ENTRIES SHOWN =
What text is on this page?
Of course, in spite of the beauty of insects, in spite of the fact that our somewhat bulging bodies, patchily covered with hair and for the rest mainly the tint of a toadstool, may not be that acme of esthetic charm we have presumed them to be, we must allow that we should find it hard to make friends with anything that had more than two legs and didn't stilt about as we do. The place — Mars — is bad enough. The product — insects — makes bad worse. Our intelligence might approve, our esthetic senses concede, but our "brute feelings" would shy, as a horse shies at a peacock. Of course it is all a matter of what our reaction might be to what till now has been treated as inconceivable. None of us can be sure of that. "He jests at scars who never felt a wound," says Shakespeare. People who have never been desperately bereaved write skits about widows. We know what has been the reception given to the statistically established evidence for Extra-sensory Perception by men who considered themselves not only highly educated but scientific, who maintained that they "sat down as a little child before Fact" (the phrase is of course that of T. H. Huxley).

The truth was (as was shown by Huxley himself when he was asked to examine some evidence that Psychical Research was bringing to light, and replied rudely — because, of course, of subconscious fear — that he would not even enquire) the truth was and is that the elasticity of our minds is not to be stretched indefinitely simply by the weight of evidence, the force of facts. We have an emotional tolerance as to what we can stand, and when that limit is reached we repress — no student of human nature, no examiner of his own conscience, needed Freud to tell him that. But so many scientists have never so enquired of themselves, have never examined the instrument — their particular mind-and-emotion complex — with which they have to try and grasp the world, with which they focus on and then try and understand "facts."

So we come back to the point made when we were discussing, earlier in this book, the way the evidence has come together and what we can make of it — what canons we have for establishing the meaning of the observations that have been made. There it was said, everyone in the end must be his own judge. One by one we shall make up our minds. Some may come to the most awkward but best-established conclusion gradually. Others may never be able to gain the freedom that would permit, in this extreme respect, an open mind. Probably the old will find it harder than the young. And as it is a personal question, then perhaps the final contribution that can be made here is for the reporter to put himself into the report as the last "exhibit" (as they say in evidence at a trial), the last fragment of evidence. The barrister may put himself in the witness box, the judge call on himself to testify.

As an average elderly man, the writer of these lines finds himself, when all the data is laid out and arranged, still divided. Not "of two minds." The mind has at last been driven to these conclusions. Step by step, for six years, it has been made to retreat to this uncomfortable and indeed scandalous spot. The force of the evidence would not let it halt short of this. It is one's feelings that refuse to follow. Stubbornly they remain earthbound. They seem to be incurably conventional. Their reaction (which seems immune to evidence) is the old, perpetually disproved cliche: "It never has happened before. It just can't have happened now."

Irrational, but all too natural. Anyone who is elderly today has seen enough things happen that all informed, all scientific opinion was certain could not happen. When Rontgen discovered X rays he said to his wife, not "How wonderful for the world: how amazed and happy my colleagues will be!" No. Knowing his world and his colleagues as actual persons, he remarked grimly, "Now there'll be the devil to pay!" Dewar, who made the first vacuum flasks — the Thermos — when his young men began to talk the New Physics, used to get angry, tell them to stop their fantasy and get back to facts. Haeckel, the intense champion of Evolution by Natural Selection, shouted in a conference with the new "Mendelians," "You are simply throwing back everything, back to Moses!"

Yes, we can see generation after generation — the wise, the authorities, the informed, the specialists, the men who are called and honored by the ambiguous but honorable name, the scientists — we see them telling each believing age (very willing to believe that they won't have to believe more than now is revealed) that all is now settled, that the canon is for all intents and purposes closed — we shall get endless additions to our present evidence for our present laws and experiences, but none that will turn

STATED EXERCISE = Repeat the records above in full, character for character.

FINAL RESULT =
What text is on this page?
Of course, in spite of the beauty of insects, in spite of the fact that our somewhat bulging bodies, patchily covered with hair and for the rest mainly the tint of a toadstool, may not be that acme of esthetic charm we have presumed them to be, we must allow that we should find it hard to make friends with anything that had more than two legs and didn't stilt about as we do. The place — Mars — is bad enough. The product — insects — makes bad worse. Our intelligence might approve, our esthetic senses concede, but our "brute feelings" would shy, as a horse shies at a peacock. Of course it is all a matter of what our reaction might be to what till now has been treated as inconceivable. None of us can be sure of that. "He jests at scars who never felt a wound," says Shakespeare. People who have never been desperately bereaved write skits about widows. We know what has been the reception given to the statistically established evidence for Extra-sensory Perception by men who considered themselves not only highly educated but scientific, who maintained that they "sat down as a little child before Fact" (the phrase is of course that of T. H. Huxley).

The truth was (as was shown by Huxley himself when he was asked to examine some evidence that Psychical Research was bringing to light, and replied rudely — because, of course, of subconscious fear — that he would not even enquire) the truth was and is that the elasticity of our minds is not to be stretched indefinitely simply by the weight of evidence, the force of facts. We have an emotional tolerance as to what we can stand, and when that limit is reached we repress — no student of human nature, no examiner of his own conscience, needed Freud to tell him that. But so many scientists have never so enquired of themselves, have never examined the instrument — their particular mind-and-emotion complex — with which they have to try and grasp the world, with which they focus on and then try and understand "facts."

So we come back to the point made when we were discussing, earlier in this book, the way the evidence has come together and what we can make of it — what canons we have for establishing the meaning of the observations that have been made. There it was said, everyone in the end must be his own judge. One by one we shall make up our minds. Some may come to the most awkward but best-established conclusion gradually. Others may never be able to gain the freedom that would permit, in this extreme respect, an open mind. Probably the old will find it harder than the young. And as it is a personal question, then perhaps the final contribution that can be made here is for the reporter to put himself into the report as the last "exhibit" (as they say in evidence at a trial), the last fragment of evidence. The barrister may put himself in the witness box, the judge call on himself to testify.

As an average elderly man, the writer of these lines finds himself, when all the data is laid out and arranged, still divided. Not "of two minds." The mind has at last been driven to these conclusions. Step by step, for six years, it has been made to retreat to this uncomfortable and indeed scandalous spot. The force of the evidence would not let it halt short of this. It is one's feelings that refuse to follow. Stubbornly they remain earthbound. They seem to be incurably conventional. Their reaction (which seems immune to evidence) is the old, perpetually disproved cliche: "It never has happened before. It just can't have happened now."

Irrational, but all too natural. Anyone who is elderly today has seen enough things happen that all informed, all scientific opinion was certain could not happen. When Rontgen discovered X rays he said to his wife, not "How wonderful for the world: how amazed and happy my colleagues will be!" No. Knowing his world and his colleagues as actual persons, he remarked grimly, "Now there'll be the devil to pay!" Dewar, who made the first vacuum flasks — the Thermos — when his young men began to talk the New Physics, used to get angry, tell them to stop their fantasy and get back to facts. Haeckel, the intense champion of Evolution by Natural Selection, shouted in a conference with the new "Mendelians," "You are simply throwing back everything, back to Moses!"

Yes, we can see generation after generation — the wise, the authorities, the informed, the specialists, the men who are called and honored by the ambiguous but honorable name, the scientists — we see them telling each believing age (very willing to believe that they won't have to believe more than now is revealed) that all is now settled, that the canon is for all intents and purposes closed — we shall get endless additions to our present evidence for our present laws and experiences, but none that will turn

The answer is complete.